Task description:
Where does the string "Beatmungsdauer" occur in the entries below? Copy every line where it does.
--*--
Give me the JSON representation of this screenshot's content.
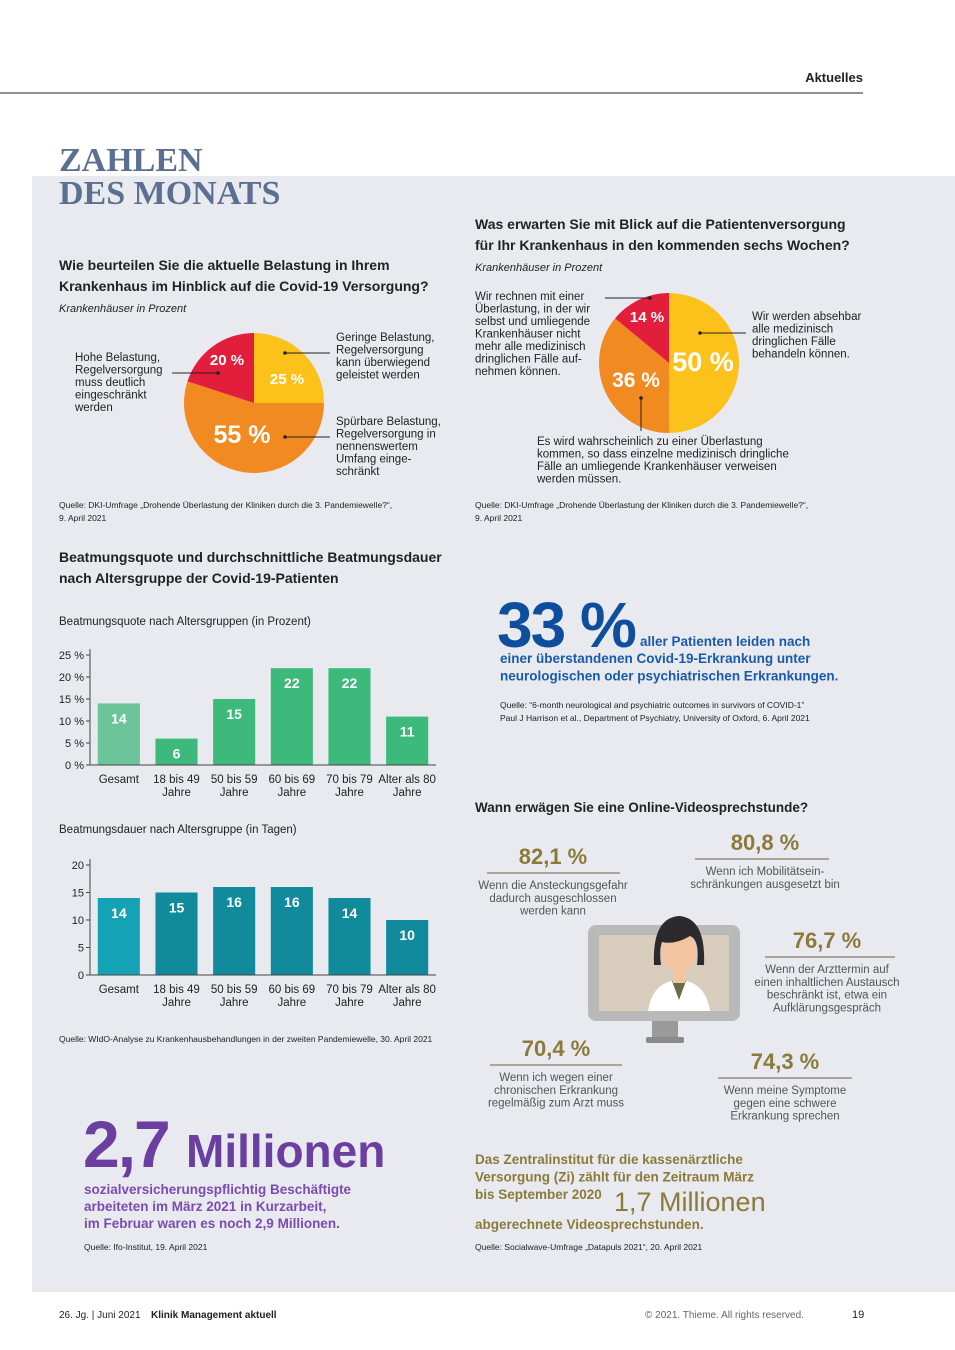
{
  "header": {
    "section": "Aktuelles"
  },
  "title": [
    "ZAHLEN",
    "DES MONATS"
  ],
  "chart_data": [
    {
      "type": "pie",
      "title": [
        "Wie beurteilen Sie die aktuelle Belastung in Ihrem",
        "Krankenhaus im Hinblick auf die Covid-19 Versorgung?"
      ],
      "subtitle": "Krankenhäuser in Prozent",
      "categories": [
        [
          "Geringe Belastung,",
          "Regelversorgung",
          "kann überwiegend",
          "geleistet werden"
        ],
        [
          "Spürbare Belastung,",
          "Regelversorgung in",
          "nennenswertem",
          "Umfang einge-",
          "schränkt"
        ],
        [
          "Hohe Belastung,",
          "Regelversorgung",
          "muss deutlich",
          "eingeschränkt",
          "werden"
        ]
      ],
      "values": [
        25,
        55,
        20
      ],
      "value_labels": [
        "25 %",
        "55 %",
        "20 %"
      ],
      "colors": [
        "#fcc21b",
        "#f28a22",
        "#e31e3c"
      ],
      "source": [
        "Quelle: DKI-Umfrage „Drohende Überlastung der Kliniken durch die 3. Pandemiewelle?“,",
        "9. April 2021"
      ]
    },
    {
      "type": "pie",
      "title": [
        "Was erwarten Sie mit Blick auf die Patientenversorgung",
        "für Ihr Krankenhaus in den kommenden sechs Wochen?"
      ],
      "subtitle": "Krankenhäuser in Prozent",
      "categories": [
        [
          "Wir werden absehbar",
          "alle medizinisch",
          "dringlichen Fälle",
          "behandeln können."
        ],
        [
          "Es wird wahrscheinlich zu einer Überlastung",
          "kommen, so dass einzelne medizinisch dringliche",
          "Fälle an umliegende Krankenhäuser verweisen",
          "werden müssen."
        ],
        [
          "Wir rechnen mit einer",
          "Überlastung, in der wir",
          "selbst und umliegende",
          "Krankenhäuser nicht",
          "mehr alle medizinisch",
          "dringlichen Fälle auf-",
          "nehmen können."
        ]
      ],
      "values": [
        50,
        36,
        14
      ],
      "value_labels": [
        "50 %",
        "36 %",
        "14 %"
      ],
      "colors": [
        "#fcc21b",
        "#f28a22",
        "#e31e3c"
      ],
      "source": [
        "Quelle: DKI-Umfrage „Drohende Überlastung der Kliniken durch die 3. Pandemiewelle?“,",
        "9. April 2021"
      ]
    },
    {
      "type": "bar",
      "subtitle": "Beatmungsquote nach Altersgruppen (in Prozent)",
      "categories": [
        "Gesamt",
        "18 bis 49 Jahre",
        "50 bis 59 Jahre",
        "60 bis 69 Jahre",
        "70 bis 79 Jahre",
        "Älter als 80 Jahre"
      ],
      "values": [
        14,
        6,
        15,
        22,
        22,
        11
      ],
      "colors": [
        "#6cc49a",
        "#3dba7b",
        "#3dba7b",
        "#3dba7b",
        "#3dba7b",
        "#3dba7b"
      ],
      "ylim": [
        0,
        25
      ],
      "yticks": [
        {
          "value": 0,
          "label": "0 %"
        },
        {
          "value": 5,
          "label": "5 %"
        },
        {
          "value": 10,
          "label": "10 %"
        },
        {
          "value": 15,
          "label": "15 %"
        },
        {
          "value": 20,
          "label": "20 %"
        },
        {
          "value": 25,
          "label": "25 %"
        }
      ]
    },
    {
      "type": "bar",
      "subtitle": "Beatmungsdauer nach Altersgruppe (in Tagen)",
      "categories": [
        "Gesamt",
        "18 bis 49 Jahre",
        "50 bis 59 Jahre",
        "60 bis 69 Jahre",
        "70 bis 79 Jahre",
        "Älter als 80 Jahre"
      ],
      "values": [
        14,
        15,
        16,
        16,
        14,
        10
      ],
      "colors": [
        "#14a3b5",
        "#118a9c",
        "#118a9c",
        "#118a9c",
        "#118a9c",
        "#118a9c"
      ],
      "ylim": [
        0,
        20
      ],
      "yticks": [
        0,
        5,
        10,
        15,
        20
      ]
    }
  ],
  "ventilation": {
    "title": [
      "Beatmungsquote und durchschnittliche Beatmungsdauer",
      "nach Altersgruppe der Covid-19-Patienten"
    ],
    "source": "Quelle: WIdO-Analyse zu Krankenhausbehandlungen in der zweiten Pandemiewelle, 30. April 2021"
  },
  "patients": {
    "value": "33 %",
    "lead": "aller Patienten leiden nach",
    "text": [
      "einer überstandenen Covid-19-Erkrankung unter",
      "neurologischen oder psychiatrischen Erkrankungen."
    ],
    "source": [
      "Quelle: “6-month neurological and psychiatric outcomes in survivors of COVID-1”",
      "Paul J Harrison et al., Department of Psychiatry, University of Oxford, 6. April 2021"
    ]
  },
  "survey": {
    "title": "Wann erwägen Sie eine Online-Videosprechstunde?",
    "items": [
      {
        "value": "82,1 %",
        "text": [
          "Wenn die Ansteckungsgefahr",
          "dadurch ausgeschlossen",
          "werden kann"
        ]
      },
      {
        "value": "80,8 %",
        "text": [
          "Wenn ich Mobilitätsein-",
          "schränkungen ausgesetzt bin"
        ]
      },
      {
        "value": "76,7 %",
        "text": [
          "Wenn der Arzttermin auf",
          "einen inhaltlichen Austausch",
          "beschränkt ist, etwa ein",
          "Aufklärungsgespräch"
        ]
      },
      {
        "value": "70,4 %",
        "text": [
          "Wenn ich wegen einer",
          "chronischen Erkrankung",
          "regelmäßig zum Arzt muss"
        ]
      },
      {
        "value": "74,3 %",
        "text": [
          "Wenn meine Symptome",
          "gegen eine schwere",
          "Erkrankung sprechen"
        ]
      }
    ]
  },
  "zi": {
    "text": [
      "Das Zentralinstitut für die kassenärztliche",
      "Versorgung (Zi) zählt für den Zeitraum März",
      "bis September 2020"
    ],
    "highlight": "1,7 Millionen",
    "text_after": "abgerechnete Videosprechstunden.",
    "source": "Quelle: Socialwave-Umfrage „Datapuls 2021“, 20. April 2021"
  },
  "kurzarbeit": {
    "number": "2,7",
    "unit": "Millionen",
    "text": [
      "sozialversicherungspflichtig Beschäftigte",
      "arbeiteten im März 2021 in Kurzarbeit,",
      "im Februar waren es noch 2,9 Millionen."
    ],
    "source": "Quelle: Ifo-Institut, 19. April 2021"
  },
  "footer": {
    "issue": "26. Jg.  |  Juni 2021",
    "journal": "Klinik Management aktuell",
    "copyright": "© 2021. Thieme. All rights reserved.",
    "page": "19"
  }
}
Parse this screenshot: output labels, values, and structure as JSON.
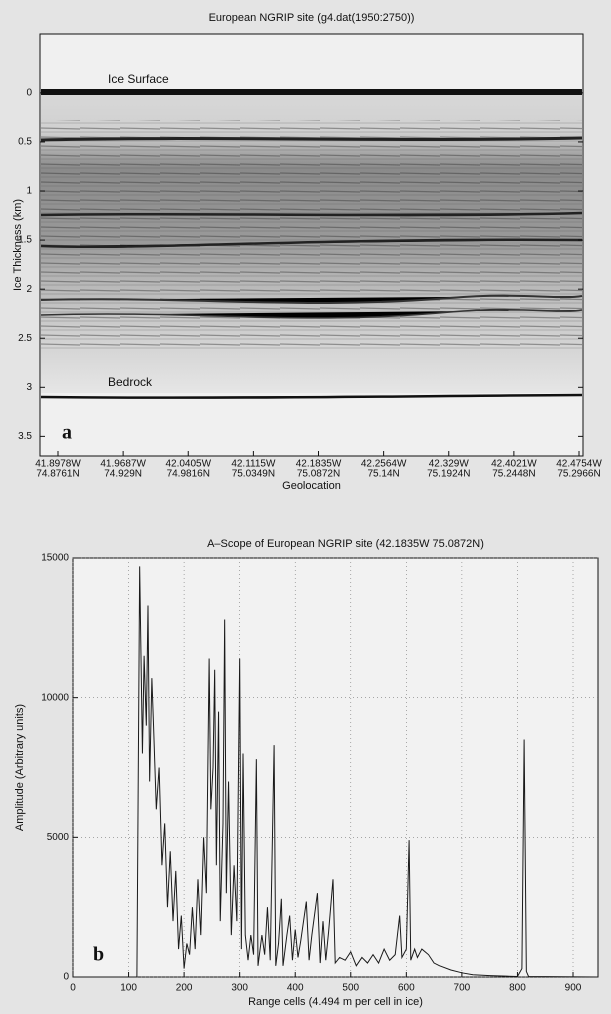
{
  "chart_data": [
    {
      "type": "radargram",
      "title": "European NGRIP  site (g4.dat(1950:2750))",
      "ylabel": "Ice Thickness (km)",
      "xlabel": "Geolocation",
      "ylim": [
        -0.6,
        3.7
      ],
      "y_inverted": true,
      "yticks": [
        0,
        0.5,
        1,
        1.5,
        2,
        2.5,
        3,
        3.5
      ],
      "geolocations": [
        {
          "lon": "41.8978W",
          "lat": "74.8761N"
        },
        {
          "lon": "41.9687W",
          "lat": "74.929N"
        },
        {
          "lon": "42.0405W",
          "lat": "74.9816N"
        },
        {
          "lon": "42.1115W",
          "lat": "75.0349N"
        },
        {
          "lon": "42.1835W",
          "lat": "75.0872N"
        },
        {
          "lon": "42.2564W",
          "lat": "75.14N"
        },
        {
          "lon": "42.329W",
          "lat": "75.1924N"
        },
        {
          "lon": "42.4021W",
          "lat": "75.2448N"
        },
        {
          "lon": "42.4754W",
          "lat": "75.2966N"
        }
      ],
      "annotations": [
        "Ice Surface",
        "Bedrock"
      ],
      "panel_label": "a"
    },
    {
      "type": "line",
      "title": "A–Scope of European NGRIP site (42.1835W 75.0872N)",
      "ylabel": "Amplitude (Arbitrary units)",
      "xlabel": "Range cells (4.494 m per cell in ice)",
      "xlim": [
        0,
        945
      ],
      "ylim": [
        0,
        15000
      ],
      "xticks": [
        0,
        100,
        200,
        300,
        400,
        500,
        600,
        700,
        800,
        900
      ],
      "yticks": [
        0,
        5000,
        10000,
        15000
      ],
      "grid": true,
      "color": "#1a1a1a",
      "panel_label": "b",
      "x": [
        0,
        115,
        120,
        125,
        128,
        132,
        135,
        138,
        142,
        145,
        150,
        155,
        160,
        165,
        170,
        175,
        180,
        185,
        190,
        195,
        200,
        205,
        210,
        215,
        220,
        225,
        230,
        235,
        240,
        245,
        248,
        252,
        255,
        258,
        262,
        265,
        270,
        273,
        276,
        280,
        285,
        290,
        295,
        300,
        303,
        306,
        310,
        315,
        320,
        325,
        330,
        333,
        340,
        345,
        350,
        355,
        362,
        365,
        370,
        375,
        378,
        385,
        390,
        395,
        400,
        405,
        410,
        420,
        425,
        430,
        440,
        445,
        450,
        455,
        460,
        468,
        472,
        480,
        490,
        500,
        510,
        520,
        530,
        540,
        550,
        560,
        570,
        580,
        588,
        592,
        600,
        605,
        608,
        615,
        620,
        628,
        640,
        650,
        660,
        680,
        700,
        720,
        750,
        780,
        800,
        808,
        812,
        816,
        820,
        945
      ],
      "values": [
        0,
        0,
        14700,
        8000,
        11500,
        9000,
        13300,
        7000,
        10700,
        9000,
        6000,
        7500,
        4000,
        5500,
        2500,
        4500,
        2000,
        3800,
        1000,
        2200,
        300,
        1200,
        800,
        2500,
        1000,
        3500,
        1500,
        5000,
        3000,
        11400,
        6000,
        7500,
        11000,
        4000,
        9500,
        2000,
        5500,
        12800,
        3000,
        7000,
        1500,
        4000,
        2000,
        11400,
        1000,
        8000,
        1500,
        600,
        1500,
        800,
        7800,
        400,
        1500,
        800,
        2500,
        600,
        8300,
        400,
        1200,
        2800,
        400,
        1500,
        2200,
        600,
        1700,
        700,
        1300,
        2700,
        600,
        1500,
        3000,
        500,
        2000,
        600,
        1600,
        3500,
        500,
        700,
        600,
        900,
        400,
        700,
        500,
        800,
        500,
        1000,
        600,
        800,
        2200,
        700,
        1000,
        4900,
        600,
        1000,
        700,
        1000,
        800,
        500,
        400,
        250,
        150,
        80,
        50,
        30,
        20,
        300,
        8500,
        200,
        20,
        0
      ]
    }
  ]
}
--*--
Response:
      "subtitle": "Beatmungsdauer nach Altersgruppe (in Tagen)",
      "Beatmungsquote und durchschnittliche Beatmungsdauer",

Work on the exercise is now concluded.